> [YOUR OBJECTIVE]:
Copy nothing but the text: repeat each entry exactly and drop the images.

● ● ● ● ●

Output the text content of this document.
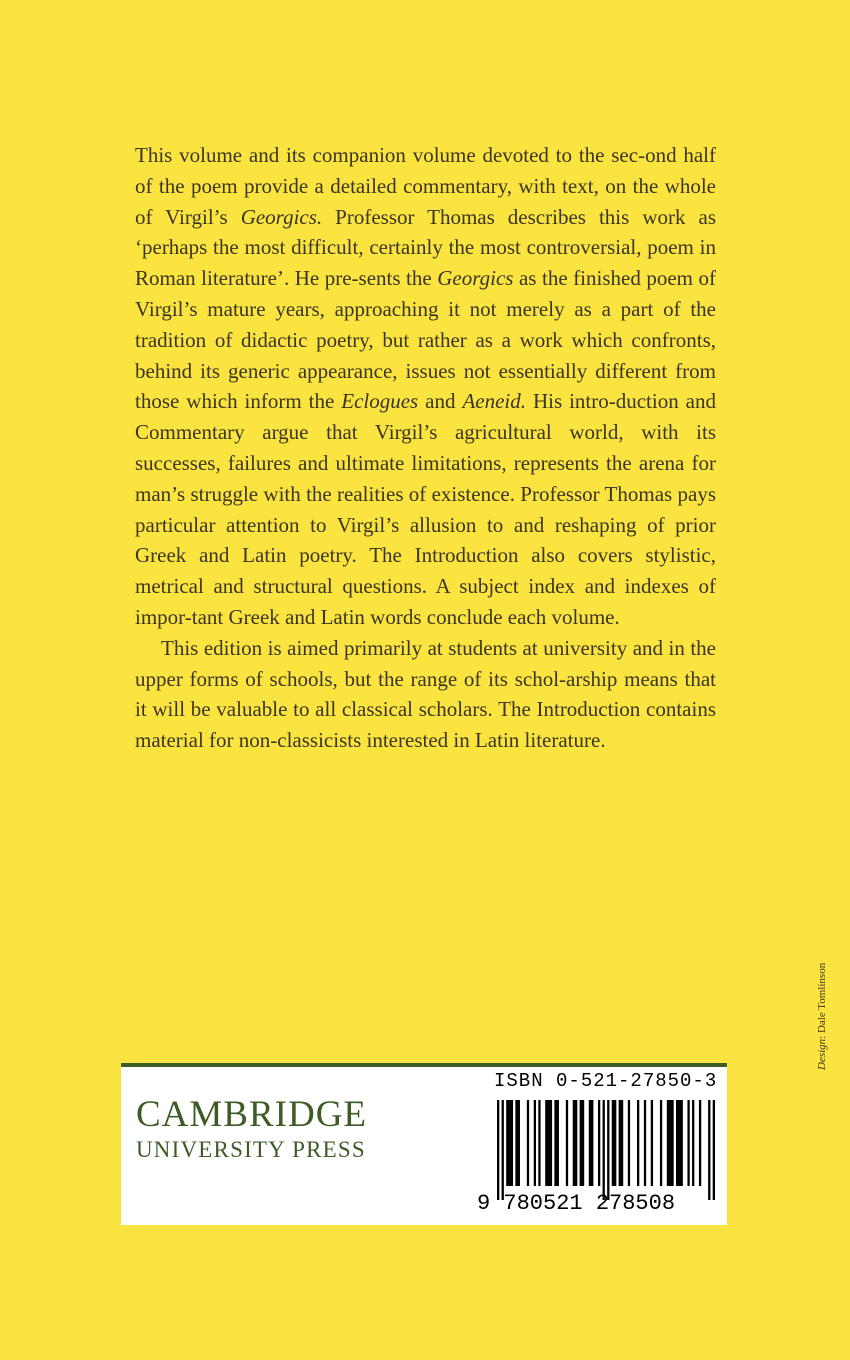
This volume and its companion volume devoted to the sec-ond half of the poem provide a detailed commentary, with text, on the whole of Virgil’s Georgics. Professor Thomas describes this work as ‘perhaps the most difficult, certainly the most controversial, poem in Roman literature’. He pre-sents the Georgics as the finished poem of Virgil’s mature years, approaching it not merely as a part of the tradition of didactic poetry, but rather as a work which confronts, behind its generic appearance, issues not essentially different from those which inform the Eclogues and Aeneid. His intro-duction and Commentary argue that Virgil’s agricultural world, with its successes, failures and ultimate limitations, represents the arena for man’s struggle with the realities of existence. Professor Thomas pays particular attention to Virgil’s allusion to and reshaping of prior Greek and Latin poetry. The Introduction also covers stylistic, metrical and structural questions. A subject index and indexes of impor-tant Greek and Latin words conclude each volume.

This edition is aimed primarily at students at university and in the upper forms of schools, but the range of its schol-arship means that it will be valuable to all classical scholars. The Introduction contains material for non-classicists interested in Latin literature.

Design: Dale Tomlinson
CAMBRIDGE
UNIVERSITY PRESS
ISBN 0-521-27850-3
9 780521 278508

● ● ● ● ●

> [FINISHED EXERCISE]:
Output the text content of this document.
This volume and its companion volume devoted to the sec-ond half of the poem provide a detailed commentary, with text, on the whole of Virgil’s Georgics. Professor Thomas describes this work as ‘perhaps the most difficult, certainly the most controversial, poem in Roman literature’. He pre-sents the Georgics as the finished poem of Virgil’s mature years, approaching it not merely as a part of the tradition of didactic poetry, but rather as a work which confronts, behind its generic appearance, issues not essentially different from those which inform the Eclogues and Aeneid. His intro-duction and Commentary argue that Virgil’s agricultural world, with its successes, failures and ultimate limitations, represents the arena for man’s struggle with the realities of existence. Professor Thomas pays particular attention to Virgil’s allusion to and reshaping of prior Greek and Latin poetry. The Introduction also covers stylistic, metrical and structural questions. A subject index and indexes of impor-tant Greek and Latin words conclude each volume.

This edition is aimed primarily at students at university and in the upper forms of schools, but the range of its schol-arship means that it will be valuable to all classical scholars. The Introduction contains material for non-classicists interested in Latin literature.

Design: Dale Tomlinson
CAMBRIDGE
UNIVERSITY PRESS
ISBN 0-521-27850-3
9 780521 278508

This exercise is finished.